Transcribe the listing in full, excluding any pictures.

**Records for the exercise**

--- BEGIN ---

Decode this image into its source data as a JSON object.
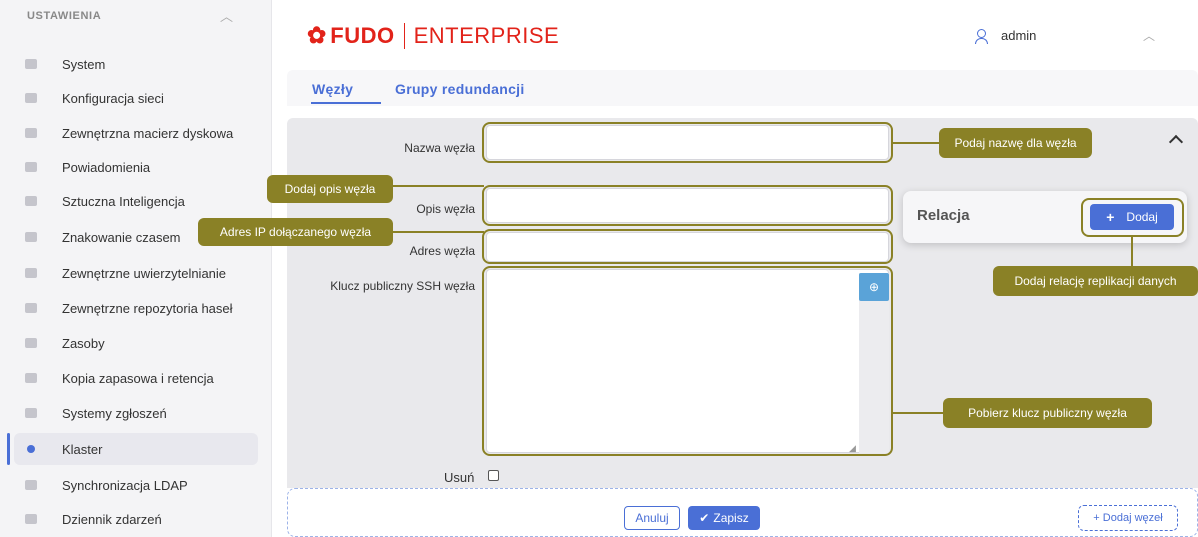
{
  "sidebar": {
    "header": "USTAWIENIA",
    "items": [
      {
        "label": "System"
      },
      {
        "label": "Konfiguracja sieci"
      },
      {
        "label": "Zewnętrzna macierz dyskowa"
      },
      {
        "label": "Powiadomienia"
      },
      {
        "label": "Sztuczna Inteligencja"
      },
      {
        "label": "Znakowanie czasem"
      },
      {
        "label": "Zewnętrzne uwierzytelnianie"
      },
      {
        "label": "Zewnętrzne repozytoria haseł"
      },
      {
        "label": "Zasoby"
      },
      {
        "label": "Kopia zapasowa i retencja"
      },
      {
        "label": "Systemy zgłoszeń"
      },
      {
        "label": "Klaster",
        "active": true
      },
      {
        "label": "Synchronizacja LDAP"
      },
      {
        "label": "Dziennik zdarzeń"
      }
    ]
  },
  "header": {
    "brand_name": "FUDO",
    "brand_edition": "ENTERPRISE",
    "user_name": "admin",
    "brand_color": "#e2231a"
  },
  "tabs": [
    {
      "label": "Węzły",
      "active": true
    },
    {
      "label": "Grupy redundancji"
    }
  ],
  "form": {
    "node_name_label": "Nazwa węzła",
    "node_desc_label": "Opis węzła",
    "node_address_label": "Adres węzła",
    "ssh_key_label": "Klucz publiczny SSH węzła",
    "delete_label": "Usuń"
  },
  "relation": {
    "title": "Relacja",
    "add_label": "Dodaj"
  },
  "actions": {
    "cancel_label": "Anuluj",
    "save_label": "Zapisz",
    "add_node_label": "+ Dodaj węzeł"
  },
  "annotations": {
    "node_name": "Podaj nazwę dla węzła",
    "node_desc": "Dodaj opis węzła",
    "node_ip": "Adres IP dołączanego węzła",
    "replication": "Dodaj relację replikacji danych",
    "ssh_key": "Pobierz klucz publiczny węzła"
  },
  "colors": {
    "accent": "#4a6fd6",
    "annotation": "#8a8126"
  }
}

--- END ---

**Correct output**
Decode this image into its source data as a JSON object.
{
  "sidebar": {
    "header": "USTAWIENIA",
    "items": [
      {
        "label": "System"
      },
      {
        "label": "Konfiguracja sieci"
      },
      {
        "label": "Zewnętrzna macierz dyskowa"
      },
      {
        "label": "Powiadomienia"
      },
      {
        "label": "Sztuczna Inteligencja"
      },
      {
        "label": "Znakowanie czasem"
      },
      {
        "label": "Zewnętrzne uwierzytelnianie"
      },
      {
        "label": "Zewnętrzne repozytoria haseł"
      },
      {
        "label": "Zasoby"
      },
      {
        "label": "Kopia zapasowa i retencja"
      },
      {
        "label": "Systemy zgłoszeń"
      },
      {
        "label": "Klaster",
        "active": true
      },
      {
        "label": "Synchronizacja LDAP"
      },
      {
        "label": "Dziennik zdarzeń"
      }
    ]
  },
  "header": {
    "brand_name": "FUDO",
    "brand_edition": "ENTERPRISE",
    "user_name": "admin",
    "brand_color": "#e2231a"
  },
  "tabs": [
    {
      "label": "Węzły",
      "active": true
    },
    {
      "label": "Grupy redundancji"
    }
  ],
  "form": {
    "node_name_label": "Nazwa węzła",
    "node_desc_label": "Opis węzła",
    "node_address_label": "Adres węzła",
    "ssh_key_label": "Klucz publiczny SSH węzła",
    "delete_label": "Usuń"
  },
  "relation": {
    "title": "Relacja",
    "add_label": "Dodaj"
  },
  "actions": {
    "cancel_label": "Anuluj",
    "save_label": "Zapisz",
    "add_node_label": "+ Dodaj węzeł"
  },
  "annotations": {
    "node_name": "Podaj nazwę dla węzła",
    "node_desc": "Dodaj opis węzła",
    "node_ip": "Adres IP dołączanego węzła",
    "replication": "Dodaj relację replikacji danych",
    "ssh_key": "Pobierz klucz publiczny węzła"
  },
  "colors": {
    "accent": "#4a6fd6",
    "annotation": "#8a8126"
  }
}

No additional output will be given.